Records from a data collection:
* START *
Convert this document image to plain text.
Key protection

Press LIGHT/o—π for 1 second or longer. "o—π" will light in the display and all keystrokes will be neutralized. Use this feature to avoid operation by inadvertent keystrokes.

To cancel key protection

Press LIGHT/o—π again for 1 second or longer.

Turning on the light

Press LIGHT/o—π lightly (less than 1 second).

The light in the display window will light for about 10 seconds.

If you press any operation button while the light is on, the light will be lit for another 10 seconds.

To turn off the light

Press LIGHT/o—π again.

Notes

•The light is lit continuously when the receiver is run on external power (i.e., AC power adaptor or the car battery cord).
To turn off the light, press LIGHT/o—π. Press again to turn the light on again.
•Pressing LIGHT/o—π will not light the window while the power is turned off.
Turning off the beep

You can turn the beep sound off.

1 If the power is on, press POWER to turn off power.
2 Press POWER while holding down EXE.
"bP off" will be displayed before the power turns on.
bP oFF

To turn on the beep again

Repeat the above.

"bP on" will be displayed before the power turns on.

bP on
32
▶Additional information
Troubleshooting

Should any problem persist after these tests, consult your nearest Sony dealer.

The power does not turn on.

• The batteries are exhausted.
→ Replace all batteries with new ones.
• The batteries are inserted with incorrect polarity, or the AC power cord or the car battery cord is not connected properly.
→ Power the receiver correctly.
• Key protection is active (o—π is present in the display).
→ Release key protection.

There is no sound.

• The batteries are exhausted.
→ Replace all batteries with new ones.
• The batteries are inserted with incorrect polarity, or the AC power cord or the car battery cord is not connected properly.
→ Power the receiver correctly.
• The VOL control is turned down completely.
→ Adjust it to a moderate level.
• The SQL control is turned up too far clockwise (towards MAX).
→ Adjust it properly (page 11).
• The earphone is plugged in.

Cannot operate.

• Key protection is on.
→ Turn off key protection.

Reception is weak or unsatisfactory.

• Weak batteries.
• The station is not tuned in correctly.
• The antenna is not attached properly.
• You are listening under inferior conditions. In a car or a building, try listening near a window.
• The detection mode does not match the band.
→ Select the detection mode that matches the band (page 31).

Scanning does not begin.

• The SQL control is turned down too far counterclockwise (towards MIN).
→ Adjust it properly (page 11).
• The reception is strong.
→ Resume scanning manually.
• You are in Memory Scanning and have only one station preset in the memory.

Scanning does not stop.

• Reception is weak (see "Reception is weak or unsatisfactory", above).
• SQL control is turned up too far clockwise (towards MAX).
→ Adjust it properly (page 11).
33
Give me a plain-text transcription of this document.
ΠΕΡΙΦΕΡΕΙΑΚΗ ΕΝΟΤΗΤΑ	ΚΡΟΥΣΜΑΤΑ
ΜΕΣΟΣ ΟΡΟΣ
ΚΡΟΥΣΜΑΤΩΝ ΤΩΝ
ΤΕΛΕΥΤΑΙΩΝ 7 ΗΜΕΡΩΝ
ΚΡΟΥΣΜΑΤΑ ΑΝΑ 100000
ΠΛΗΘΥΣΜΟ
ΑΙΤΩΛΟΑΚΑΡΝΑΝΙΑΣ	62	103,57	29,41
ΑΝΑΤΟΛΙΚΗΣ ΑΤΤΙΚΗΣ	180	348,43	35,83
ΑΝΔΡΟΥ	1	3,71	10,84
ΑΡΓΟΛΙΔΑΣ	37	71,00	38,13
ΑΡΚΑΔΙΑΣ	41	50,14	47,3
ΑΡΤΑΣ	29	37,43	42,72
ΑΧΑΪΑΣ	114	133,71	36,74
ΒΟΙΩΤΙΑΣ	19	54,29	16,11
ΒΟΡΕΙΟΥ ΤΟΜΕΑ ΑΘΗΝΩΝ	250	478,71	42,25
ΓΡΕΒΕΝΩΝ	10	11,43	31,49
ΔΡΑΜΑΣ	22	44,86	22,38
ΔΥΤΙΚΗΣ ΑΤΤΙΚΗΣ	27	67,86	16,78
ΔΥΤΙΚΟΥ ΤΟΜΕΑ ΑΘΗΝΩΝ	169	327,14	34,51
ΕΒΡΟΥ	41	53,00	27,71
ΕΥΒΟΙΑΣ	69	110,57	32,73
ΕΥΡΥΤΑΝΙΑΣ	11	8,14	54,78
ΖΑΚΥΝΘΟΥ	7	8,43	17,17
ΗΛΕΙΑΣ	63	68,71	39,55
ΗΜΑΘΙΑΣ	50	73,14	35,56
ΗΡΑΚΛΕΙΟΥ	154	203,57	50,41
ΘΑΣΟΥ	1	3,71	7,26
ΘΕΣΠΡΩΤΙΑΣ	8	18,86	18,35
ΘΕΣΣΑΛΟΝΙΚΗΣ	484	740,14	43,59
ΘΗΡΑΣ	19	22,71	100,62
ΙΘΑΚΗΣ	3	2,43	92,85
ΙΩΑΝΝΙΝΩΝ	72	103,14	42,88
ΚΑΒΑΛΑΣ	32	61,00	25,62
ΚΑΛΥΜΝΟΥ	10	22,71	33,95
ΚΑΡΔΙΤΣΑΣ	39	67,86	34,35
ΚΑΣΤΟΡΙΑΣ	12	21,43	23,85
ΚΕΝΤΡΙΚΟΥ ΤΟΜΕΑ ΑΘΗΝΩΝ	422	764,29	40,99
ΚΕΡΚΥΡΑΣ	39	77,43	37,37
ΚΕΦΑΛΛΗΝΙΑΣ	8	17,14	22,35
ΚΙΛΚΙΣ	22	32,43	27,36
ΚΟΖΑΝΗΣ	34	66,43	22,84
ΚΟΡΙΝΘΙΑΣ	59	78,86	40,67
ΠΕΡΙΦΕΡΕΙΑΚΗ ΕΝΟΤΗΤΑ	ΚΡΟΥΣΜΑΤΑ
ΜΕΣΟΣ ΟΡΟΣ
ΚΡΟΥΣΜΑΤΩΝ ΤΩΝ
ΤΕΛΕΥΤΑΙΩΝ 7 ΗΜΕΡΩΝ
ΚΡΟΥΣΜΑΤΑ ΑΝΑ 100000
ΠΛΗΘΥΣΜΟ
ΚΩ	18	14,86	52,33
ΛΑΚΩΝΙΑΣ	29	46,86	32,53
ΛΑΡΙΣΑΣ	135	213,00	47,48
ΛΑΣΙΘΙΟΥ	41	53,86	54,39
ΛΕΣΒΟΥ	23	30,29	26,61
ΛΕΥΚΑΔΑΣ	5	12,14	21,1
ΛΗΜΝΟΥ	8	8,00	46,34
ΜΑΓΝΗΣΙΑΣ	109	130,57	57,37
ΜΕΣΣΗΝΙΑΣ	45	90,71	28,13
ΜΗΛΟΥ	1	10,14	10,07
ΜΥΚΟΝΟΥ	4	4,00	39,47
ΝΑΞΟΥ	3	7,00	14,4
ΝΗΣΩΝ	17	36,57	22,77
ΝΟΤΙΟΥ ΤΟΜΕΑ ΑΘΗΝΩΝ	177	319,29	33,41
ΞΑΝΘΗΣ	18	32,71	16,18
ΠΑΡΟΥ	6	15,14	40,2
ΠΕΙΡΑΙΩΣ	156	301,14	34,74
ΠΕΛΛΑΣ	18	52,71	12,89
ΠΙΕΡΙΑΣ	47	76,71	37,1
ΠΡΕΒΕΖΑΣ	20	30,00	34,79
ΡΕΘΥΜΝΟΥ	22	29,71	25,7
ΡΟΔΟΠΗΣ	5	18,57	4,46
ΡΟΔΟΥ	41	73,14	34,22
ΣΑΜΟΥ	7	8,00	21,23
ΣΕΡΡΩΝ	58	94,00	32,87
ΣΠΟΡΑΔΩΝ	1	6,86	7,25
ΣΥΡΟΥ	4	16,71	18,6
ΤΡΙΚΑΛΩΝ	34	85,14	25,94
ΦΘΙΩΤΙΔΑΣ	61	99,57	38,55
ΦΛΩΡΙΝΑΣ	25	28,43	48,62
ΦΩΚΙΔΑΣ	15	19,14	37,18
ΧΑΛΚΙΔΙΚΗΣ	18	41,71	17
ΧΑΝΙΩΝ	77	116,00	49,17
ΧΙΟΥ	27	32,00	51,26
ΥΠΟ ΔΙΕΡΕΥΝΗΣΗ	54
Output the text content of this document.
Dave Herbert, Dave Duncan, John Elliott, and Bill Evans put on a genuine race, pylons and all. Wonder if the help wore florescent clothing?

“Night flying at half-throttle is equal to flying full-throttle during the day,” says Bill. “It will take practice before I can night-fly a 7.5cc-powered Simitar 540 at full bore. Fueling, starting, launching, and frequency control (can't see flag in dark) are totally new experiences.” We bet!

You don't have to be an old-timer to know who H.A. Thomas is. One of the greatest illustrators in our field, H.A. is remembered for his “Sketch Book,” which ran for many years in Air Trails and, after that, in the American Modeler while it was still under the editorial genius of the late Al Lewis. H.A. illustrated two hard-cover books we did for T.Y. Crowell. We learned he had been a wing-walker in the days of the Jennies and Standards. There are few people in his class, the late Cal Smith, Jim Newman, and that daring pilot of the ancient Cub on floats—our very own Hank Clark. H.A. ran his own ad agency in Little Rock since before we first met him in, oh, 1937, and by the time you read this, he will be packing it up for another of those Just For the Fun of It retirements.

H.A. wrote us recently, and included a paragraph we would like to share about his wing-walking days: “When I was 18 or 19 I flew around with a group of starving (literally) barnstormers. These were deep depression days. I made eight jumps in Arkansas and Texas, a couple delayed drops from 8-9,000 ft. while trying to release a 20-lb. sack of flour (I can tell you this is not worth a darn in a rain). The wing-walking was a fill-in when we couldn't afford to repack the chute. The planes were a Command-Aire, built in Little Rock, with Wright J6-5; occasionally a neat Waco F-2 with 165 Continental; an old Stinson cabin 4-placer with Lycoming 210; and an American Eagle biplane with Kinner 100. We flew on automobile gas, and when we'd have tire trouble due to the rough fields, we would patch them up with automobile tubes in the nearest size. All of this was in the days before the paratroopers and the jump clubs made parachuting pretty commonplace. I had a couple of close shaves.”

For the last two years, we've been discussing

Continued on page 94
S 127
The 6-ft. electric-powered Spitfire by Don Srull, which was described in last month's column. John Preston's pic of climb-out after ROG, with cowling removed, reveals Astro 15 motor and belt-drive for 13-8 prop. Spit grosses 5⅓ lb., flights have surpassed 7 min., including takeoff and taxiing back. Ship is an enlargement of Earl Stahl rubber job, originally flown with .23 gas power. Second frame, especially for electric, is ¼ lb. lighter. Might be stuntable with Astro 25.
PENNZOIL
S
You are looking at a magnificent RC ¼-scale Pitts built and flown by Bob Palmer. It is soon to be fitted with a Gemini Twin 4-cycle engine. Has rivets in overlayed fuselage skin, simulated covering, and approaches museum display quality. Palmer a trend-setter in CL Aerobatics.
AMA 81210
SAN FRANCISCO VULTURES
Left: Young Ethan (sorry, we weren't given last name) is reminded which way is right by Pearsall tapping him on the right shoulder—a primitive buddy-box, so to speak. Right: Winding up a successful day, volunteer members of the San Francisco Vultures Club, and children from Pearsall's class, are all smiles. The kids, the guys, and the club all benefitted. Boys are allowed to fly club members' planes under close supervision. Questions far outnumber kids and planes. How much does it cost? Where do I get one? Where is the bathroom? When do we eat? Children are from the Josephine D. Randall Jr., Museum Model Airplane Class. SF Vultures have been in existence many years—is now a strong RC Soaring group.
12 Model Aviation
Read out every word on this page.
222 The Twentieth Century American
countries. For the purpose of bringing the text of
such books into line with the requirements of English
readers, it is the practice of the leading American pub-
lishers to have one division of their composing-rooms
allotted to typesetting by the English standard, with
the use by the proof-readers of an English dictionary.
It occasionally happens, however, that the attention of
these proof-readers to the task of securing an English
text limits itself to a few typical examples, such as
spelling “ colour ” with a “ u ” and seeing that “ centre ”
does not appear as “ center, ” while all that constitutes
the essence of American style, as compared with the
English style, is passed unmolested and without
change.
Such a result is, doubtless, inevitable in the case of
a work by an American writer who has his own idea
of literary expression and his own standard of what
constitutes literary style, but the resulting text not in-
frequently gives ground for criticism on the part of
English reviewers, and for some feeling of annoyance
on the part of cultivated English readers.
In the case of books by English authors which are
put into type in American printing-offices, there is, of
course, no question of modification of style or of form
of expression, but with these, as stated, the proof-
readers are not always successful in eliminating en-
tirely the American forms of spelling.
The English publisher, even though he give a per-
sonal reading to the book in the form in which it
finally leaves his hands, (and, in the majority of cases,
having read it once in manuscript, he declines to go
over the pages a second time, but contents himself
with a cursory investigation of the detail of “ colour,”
* END *
What is expected - Find the word "another" in the data and show each line that holds it.

Reply to the exercise -
If you press any operation button while the light is on, the light will be lit for another 10 seconds.
You don't have to be an old-timer to know who H.A. Thomas is. One of the greatest illustrators in our field, H.A. is remembered for his “Sketch Book,” which ran for many years in Air Trails and, after that, in the American Modeler while it was still under the editorial genius of the late Al Lewis. H.A. illustrated two hard-cover books we did for T.Y. Crowell. We learned he had been a wing-walker in the days of the Jennies and Standards. There are few people in his class, the late Cal Smith, Jim Newman, and that daring pilot of the ancient Cub on floats—our very own Hank Clark. H.A. ran his own ad agency in Little Rock since before we first met him in, oh, 1937, and by the time you read this, he will be packing it up for another of those Just For the Fun of It retirements.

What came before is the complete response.